### WORK TO COMPLETE
Scan the lines below; pull out those with "label".

### Stored data entries
* * * * * * * * *

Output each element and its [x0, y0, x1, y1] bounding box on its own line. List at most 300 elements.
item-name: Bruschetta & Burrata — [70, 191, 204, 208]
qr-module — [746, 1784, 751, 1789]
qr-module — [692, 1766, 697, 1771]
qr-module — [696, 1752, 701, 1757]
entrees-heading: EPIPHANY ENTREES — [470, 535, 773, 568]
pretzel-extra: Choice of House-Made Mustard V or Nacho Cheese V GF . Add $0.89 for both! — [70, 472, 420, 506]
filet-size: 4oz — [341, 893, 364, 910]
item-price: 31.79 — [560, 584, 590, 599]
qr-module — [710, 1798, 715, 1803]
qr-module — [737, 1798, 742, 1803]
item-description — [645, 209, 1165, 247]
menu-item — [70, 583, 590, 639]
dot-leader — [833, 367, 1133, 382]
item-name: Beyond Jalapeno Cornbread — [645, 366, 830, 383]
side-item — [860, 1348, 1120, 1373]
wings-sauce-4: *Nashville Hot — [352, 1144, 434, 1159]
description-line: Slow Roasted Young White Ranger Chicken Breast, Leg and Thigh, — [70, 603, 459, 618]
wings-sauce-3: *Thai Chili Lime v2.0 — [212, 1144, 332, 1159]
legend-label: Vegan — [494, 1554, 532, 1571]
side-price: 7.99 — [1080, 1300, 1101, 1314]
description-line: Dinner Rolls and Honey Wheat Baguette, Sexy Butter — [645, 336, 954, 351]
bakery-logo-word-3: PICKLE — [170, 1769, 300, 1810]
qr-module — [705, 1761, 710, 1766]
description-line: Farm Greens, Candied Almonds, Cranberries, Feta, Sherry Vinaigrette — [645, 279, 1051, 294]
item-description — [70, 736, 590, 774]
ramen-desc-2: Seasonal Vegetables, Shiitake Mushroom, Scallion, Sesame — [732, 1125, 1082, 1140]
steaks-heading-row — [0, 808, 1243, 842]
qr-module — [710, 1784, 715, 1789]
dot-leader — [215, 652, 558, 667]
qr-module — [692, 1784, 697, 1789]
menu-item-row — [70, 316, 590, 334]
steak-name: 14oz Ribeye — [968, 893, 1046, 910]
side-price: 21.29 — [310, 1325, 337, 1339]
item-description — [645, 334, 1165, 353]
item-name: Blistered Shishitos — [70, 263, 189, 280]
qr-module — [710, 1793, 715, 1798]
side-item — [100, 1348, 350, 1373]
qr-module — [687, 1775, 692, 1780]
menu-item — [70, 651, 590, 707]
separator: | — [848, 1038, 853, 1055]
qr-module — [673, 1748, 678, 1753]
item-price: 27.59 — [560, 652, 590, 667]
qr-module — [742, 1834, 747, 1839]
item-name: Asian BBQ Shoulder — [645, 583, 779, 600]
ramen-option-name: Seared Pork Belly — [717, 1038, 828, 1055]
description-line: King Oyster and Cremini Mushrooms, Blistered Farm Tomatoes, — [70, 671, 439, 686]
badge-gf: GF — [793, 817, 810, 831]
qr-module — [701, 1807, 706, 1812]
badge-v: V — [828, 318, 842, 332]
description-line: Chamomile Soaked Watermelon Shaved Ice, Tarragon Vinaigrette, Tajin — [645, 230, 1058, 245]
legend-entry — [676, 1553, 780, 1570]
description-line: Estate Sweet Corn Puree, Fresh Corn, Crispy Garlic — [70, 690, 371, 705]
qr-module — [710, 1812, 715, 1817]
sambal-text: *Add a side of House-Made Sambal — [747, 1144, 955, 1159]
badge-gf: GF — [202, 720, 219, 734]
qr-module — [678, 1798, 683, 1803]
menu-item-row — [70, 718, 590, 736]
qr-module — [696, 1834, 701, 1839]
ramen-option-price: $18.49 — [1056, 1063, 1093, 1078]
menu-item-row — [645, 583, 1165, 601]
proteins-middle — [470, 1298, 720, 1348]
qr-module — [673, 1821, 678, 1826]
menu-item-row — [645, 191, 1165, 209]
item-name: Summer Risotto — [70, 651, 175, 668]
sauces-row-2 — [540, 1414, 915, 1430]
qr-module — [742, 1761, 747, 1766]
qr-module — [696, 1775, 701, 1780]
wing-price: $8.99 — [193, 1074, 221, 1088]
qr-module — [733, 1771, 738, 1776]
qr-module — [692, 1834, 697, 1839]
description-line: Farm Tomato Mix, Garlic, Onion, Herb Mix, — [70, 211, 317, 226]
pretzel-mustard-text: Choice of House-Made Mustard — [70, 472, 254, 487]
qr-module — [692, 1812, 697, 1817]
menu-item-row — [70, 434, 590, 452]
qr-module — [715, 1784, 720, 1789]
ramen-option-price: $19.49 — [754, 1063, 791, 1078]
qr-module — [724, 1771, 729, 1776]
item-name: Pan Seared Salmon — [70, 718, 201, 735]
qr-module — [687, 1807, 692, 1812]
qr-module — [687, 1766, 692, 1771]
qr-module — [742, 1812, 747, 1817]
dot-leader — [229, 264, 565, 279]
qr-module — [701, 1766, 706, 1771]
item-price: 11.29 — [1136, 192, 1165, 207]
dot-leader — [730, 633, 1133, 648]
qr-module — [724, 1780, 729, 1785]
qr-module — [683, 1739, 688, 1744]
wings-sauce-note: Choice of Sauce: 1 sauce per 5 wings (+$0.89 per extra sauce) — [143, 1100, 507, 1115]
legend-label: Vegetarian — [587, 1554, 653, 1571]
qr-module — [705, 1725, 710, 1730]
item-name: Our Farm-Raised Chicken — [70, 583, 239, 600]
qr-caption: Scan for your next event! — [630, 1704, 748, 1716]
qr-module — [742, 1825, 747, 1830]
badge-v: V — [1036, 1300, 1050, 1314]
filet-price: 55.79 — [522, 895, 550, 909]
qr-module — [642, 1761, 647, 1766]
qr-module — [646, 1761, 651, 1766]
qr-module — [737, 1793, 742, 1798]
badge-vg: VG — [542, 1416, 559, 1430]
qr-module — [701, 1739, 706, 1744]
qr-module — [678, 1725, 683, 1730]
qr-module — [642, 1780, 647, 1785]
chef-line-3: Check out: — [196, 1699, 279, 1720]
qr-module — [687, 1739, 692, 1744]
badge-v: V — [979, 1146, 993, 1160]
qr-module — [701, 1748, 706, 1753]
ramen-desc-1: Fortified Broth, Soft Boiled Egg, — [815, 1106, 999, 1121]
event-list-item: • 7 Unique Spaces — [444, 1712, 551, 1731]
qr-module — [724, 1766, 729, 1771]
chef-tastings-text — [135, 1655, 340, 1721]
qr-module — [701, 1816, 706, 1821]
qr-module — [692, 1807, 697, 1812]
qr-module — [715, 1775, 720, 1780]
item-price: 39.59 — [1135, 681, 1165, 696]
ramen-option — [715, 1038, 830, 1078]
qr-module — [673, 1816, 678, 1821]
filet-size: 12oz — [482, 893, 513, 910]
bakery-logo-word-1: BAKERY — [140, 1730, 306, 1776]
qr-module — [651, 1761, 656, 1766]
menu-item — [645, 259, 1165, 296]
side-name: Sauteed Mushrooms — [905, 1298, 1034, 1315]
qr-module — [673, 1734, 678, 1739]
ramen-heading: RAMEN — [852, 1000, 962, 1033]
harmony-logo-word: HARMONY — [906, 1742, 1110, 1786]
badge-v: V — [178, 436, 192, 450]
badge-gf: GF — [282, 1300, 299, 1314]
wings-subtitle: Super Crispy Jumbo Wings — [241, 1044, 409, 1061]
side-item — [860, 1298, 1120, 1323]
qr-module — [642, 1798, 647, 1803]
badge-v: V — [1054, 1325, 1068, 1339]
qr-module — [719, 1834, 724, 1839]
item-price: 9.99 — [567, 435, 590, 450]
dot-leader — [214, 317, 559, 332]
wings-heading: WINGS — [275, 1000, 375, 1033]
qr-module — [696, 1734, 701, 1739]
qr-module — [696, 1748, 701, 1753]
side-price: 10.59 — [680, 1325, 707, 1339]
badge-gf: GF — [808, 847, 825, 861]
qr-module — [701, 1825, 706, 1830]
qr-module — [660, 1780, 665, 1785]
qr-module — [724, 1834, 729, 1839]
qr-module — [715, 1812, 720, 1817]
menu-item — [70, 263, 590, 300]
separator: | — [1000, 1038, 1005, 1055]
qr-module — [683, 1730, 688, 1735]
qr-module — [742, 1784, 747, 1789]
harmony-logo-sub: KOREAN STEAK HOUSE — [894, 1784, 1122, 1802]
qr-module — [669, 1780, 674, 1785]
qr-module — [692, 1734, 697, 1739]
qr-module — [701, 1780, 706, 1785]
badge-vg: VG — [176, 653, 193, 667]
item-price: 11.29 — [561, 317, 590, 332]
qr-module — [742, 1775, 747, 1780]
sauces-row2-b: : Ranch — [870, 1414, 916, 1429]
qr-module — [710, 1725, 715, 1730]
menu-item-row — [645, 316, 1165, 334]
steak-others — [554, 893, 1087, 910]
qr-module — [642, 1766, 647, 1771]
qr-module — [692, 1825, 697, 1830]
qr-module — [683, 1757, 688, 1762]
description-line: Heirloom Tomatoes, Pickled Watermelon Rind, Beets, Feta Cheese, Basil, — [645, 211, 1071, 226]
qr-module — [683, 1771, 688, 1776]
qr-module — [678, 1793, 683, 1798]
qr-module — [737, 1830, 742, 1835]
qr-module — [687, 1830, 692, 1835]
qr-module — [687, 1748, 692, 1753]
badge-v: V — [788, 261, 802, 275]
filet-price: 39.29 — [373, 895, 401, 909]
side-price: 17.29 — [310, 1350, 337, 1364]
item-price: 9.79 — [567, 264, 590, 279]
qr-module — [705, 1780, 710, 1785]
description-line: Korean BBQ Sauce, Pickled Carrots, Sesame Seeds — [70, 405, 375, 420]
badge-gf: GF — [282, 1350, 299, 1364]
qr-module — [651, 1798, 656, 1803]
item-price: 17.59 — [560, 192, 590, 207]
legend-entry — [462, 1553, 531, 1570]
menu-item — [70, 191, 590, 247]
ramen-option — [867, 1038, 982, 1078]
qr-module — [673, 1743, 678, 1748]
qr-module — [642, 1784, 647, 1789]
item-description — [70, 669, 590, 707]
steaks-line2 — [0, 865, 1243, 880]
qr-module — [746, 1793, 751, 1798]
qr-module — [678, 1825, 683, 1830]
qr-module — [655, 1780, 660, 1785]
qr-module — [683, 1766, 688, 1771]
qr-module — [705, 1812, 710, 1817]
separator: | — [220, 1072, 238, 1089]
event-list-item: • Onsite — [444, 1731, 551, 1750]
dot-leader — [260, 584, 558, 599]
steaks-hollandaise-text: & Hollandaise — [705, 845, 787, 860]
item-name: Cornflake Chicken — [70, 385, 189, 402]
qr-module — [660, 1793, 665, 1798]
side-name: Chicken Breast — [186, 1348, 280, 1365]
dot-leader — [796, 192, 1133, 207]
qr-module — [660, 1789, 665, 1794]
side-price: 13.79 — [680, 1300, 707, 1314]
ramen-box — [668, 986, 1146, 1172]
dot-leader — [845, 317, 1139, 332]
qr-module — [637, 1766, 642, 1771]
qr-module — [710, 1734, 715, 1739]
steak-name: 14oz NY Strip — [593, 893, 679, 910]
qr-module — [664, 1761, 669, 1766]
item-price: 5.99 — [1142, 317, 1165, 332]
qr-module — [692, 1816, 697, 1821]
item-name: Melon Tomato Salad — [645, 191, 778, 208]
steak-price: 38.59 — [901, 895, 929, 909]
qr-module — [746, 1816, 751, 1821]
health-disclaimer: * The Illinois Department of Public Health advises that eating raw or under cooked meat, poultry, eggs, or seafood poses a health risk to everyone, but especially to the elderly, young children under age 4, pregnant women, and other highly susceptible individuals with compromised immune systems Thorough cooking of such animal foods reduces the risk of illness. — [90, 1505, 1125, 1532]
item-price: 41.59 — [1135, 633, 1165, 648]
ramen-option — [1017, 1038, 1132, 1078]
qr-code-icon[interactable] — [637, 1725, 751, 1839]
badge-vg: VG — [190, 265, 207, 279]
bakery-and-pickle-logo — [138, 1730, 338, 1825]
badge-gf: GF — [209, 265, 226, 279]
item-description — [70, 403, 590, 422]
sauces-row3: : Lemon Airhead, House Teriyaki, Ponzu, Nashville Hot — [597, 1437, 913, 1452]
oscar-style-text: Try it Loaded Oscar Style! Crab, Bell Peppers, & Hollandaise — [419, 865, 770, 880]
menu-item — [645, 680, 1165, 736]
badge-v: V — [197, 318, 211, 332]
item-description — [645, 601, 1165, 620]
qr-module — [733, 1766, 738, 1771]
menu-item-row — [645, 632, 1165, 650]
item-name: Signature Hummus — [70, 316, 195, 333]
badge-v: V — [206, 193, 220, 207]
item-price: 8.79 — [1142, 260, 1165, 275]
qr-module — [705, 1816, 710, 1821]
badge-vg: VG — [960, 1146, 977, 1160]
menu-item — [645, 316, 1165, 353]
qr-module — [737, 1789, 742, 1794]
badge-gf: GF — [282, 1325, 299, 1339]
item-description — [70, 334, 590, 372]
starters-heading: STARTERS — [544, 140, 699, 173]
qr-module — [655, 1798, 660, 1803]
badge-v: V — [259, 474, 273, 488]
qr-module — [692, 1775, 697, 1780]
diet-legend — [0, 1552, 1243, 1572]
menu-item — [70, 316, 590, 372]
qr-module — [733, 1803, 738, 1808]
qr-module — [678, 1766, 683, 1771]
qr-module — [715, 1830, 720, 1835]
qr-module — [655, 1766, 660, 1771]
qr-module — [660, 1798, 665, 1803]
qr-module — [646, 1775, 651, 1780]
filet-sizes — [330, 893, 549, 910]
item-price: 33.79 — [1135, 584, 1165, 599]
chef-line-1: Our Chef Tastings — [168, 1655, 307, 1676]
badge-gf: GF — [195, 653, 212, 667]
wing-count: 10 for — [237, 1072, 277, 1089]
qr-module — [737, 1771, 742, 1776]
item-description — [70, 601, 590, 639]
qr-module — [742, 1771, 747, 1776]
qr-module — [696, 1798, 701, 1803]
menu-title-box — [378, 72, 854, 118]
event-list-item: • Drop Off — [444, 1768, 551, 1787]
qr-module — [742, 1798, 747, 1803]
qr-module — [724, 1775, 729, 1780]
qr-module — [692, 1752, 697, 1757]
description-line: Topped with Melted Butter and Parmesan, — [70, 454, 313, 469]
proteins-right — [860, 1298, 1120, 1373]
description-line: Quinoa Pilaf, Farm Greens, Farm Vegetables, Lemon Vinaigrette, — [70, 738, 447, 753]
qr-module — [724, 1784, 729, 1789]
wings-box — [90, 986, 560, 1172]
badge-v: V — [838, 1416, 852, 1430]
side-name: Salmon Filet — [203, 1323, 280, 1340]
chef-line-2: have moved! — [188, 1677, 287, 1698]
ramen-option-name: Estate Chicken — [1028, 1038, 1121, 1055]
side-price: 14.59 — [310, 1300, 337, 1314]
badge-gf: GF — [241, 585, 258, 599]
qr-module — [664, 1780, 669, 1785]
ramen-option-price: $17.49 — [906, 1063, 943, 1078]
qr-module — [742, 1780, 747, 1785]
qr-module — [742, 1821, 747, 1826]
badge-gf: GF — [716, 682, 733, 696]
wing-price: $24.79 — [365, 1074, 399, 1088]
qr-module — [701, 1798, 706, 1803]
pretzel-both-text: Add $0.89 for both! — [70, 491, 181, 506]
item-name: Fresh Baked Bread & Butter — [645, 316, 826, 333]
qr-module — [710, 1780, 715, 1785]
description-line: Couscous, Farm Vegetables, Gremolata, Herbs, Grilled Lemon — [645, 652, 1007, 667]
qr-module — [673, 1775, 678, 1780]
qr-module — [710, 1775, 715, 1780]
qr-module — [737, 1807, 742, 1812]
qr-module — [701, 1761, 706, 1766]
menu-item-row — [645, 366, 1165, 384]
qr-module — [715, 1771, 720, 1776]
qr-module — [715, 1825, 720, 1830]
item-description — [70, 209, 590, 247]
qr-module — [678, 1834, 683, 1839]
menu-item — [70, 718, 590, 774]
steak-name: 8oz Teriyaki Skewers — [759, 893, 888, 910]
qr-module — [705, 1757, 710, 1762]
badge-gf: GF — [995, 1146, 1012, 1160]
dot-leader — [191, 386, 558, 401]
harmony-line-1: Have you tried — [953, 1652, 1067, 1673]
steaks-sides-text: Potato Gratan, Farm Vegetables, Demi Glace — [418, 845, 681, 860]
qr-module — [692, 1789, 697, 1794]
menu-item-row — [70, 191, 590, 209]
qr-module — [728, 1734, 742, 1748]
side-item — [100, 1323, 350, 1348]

* * * * * * * * *

### FINISHED EXERCISE
legend-label: Vegan — [494, 1554, 532, 1571]
legend-label: Vegetarian — [587, 1554, 653, 1571]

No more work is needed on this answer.